__Problem requirements__. Using the listing below, please gather every line containing the word "https".

### Exercise data ###

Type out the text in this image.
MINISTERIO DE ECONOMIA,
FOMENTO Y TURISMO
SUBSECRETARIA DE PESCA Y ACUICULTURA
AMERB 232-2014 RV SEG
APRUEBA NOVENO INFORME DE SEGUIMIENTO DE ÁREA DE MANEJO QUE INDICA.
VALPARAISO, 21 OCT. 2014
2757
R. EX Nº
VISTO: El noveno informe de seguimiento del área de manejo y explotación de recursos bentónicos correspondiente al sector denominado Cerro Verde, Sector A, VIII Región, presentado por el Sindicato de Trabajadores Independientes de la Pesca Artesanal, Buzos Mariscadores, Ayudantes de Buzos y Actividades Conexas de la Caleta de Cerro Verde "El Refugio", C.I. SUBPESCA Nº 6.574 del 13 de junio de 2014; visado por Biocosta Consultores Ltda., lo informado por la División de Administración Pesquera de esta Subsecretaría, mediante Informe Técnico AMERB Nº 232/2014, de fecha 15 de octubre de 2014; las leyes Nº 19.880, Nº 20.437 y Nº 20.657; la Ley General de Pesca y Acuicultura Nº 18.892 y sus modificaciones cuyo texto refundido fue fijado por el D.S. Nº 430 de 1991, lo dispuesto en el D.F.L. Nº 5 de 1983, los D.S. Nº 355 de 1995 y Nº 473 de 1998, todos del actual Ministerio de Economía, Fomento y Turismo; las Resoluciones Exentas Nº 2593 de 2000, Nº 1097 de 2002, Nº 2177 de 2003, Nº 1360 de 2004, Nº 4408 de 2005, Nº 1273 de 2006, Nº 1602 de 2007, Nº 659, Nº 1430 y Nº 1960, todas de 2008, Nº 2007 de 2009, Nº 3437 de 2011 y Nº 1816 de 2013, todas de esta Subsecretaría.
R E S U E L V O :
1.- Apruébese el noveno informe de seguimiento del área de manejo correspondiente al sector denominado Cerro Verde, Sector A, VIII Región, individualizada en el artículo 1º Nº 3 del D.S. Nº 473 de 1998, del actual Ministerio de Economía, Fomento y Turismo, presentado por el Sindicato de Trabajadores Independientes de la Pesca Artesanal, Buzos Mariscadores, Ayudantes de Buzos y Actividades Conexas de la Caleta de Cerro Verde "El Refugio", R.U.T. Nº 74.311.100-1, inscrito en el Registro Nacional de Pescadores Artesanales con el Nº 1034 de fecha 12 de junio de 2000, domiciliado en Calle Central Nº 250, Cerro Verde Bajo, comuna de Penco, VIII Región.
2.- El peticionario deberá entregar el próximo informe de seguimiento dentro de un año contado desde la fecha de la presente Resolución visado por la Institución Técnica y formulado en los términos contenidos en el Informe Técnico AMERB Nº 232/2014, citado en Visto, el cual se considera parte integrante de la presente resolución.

###
### Exercise data ###

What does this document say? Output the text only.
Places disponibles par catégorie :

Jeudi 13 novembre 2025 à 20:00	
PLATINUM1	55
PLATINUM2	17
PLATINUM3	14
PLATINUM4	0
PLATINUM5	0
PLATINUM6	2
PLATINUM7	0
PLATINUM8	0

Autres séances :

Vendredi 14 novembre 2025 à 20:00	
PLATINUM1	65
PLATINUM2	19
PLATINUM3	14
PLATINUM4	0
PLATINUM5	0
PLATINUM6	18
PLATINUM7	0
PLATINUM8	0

###
### Exercise data ###

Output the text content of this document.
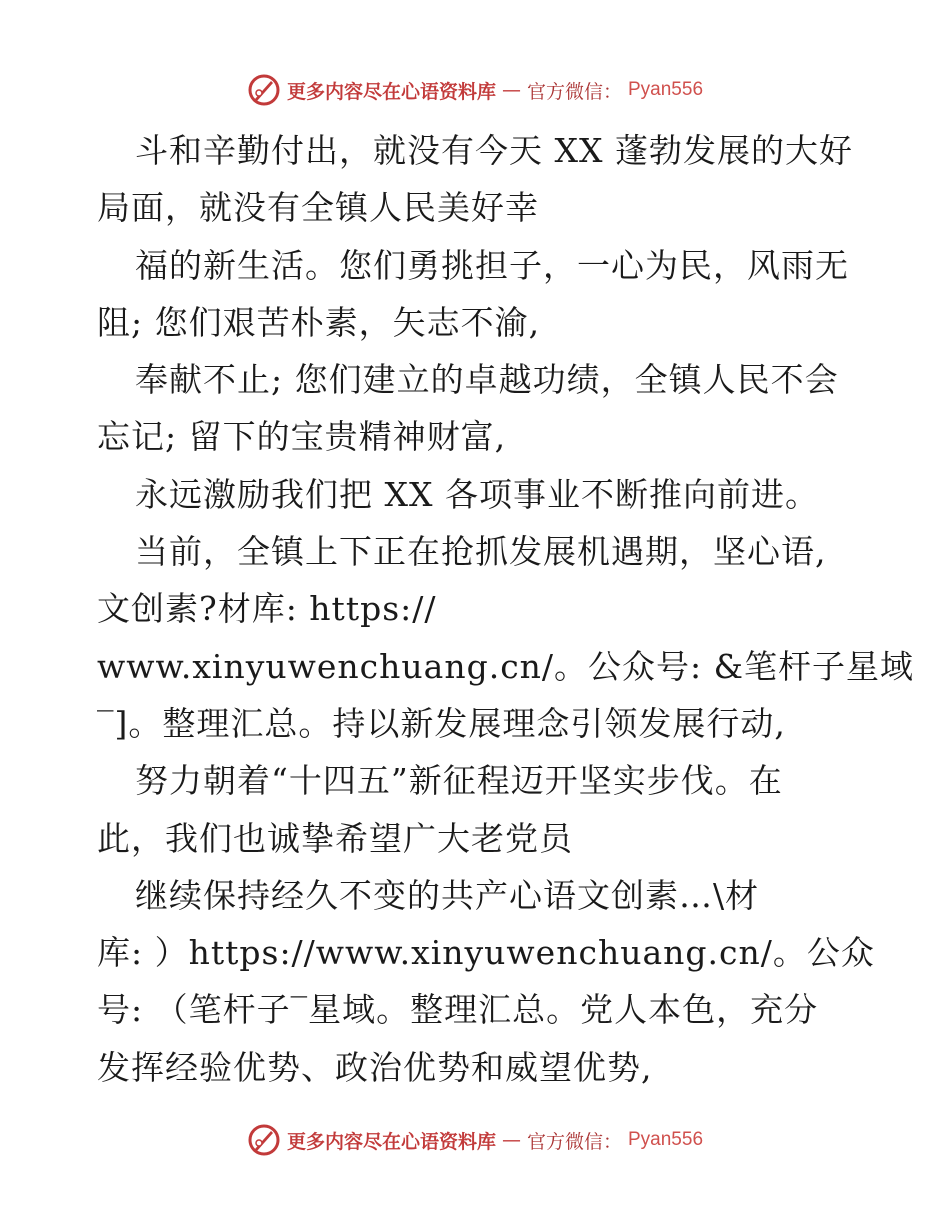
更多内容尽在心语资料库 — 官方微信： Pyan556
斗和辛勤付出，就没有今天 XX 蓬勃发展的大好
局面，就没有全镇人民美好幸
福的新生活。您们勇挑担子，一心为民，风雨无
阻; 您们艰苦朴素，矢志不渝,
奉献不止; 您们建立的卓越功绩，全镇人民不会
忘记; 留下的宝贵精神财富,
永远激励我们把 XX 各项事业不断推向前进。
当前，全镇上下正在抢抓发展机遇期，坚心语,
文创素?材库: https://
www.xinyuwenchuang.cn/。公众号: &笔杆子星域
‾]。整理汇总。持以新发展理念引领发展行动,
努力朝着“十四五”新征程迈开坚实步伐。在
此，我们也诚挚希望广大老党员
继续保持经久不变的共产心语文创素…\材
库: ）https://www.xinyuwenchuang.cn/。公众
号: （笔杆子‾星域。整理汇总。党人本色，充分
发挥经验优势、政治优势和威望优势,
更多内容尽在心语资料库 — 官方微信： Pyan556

###

__Full response__.
文创素?材库: https://
库: ）https://www.xinyuwenchuang.cn/。公众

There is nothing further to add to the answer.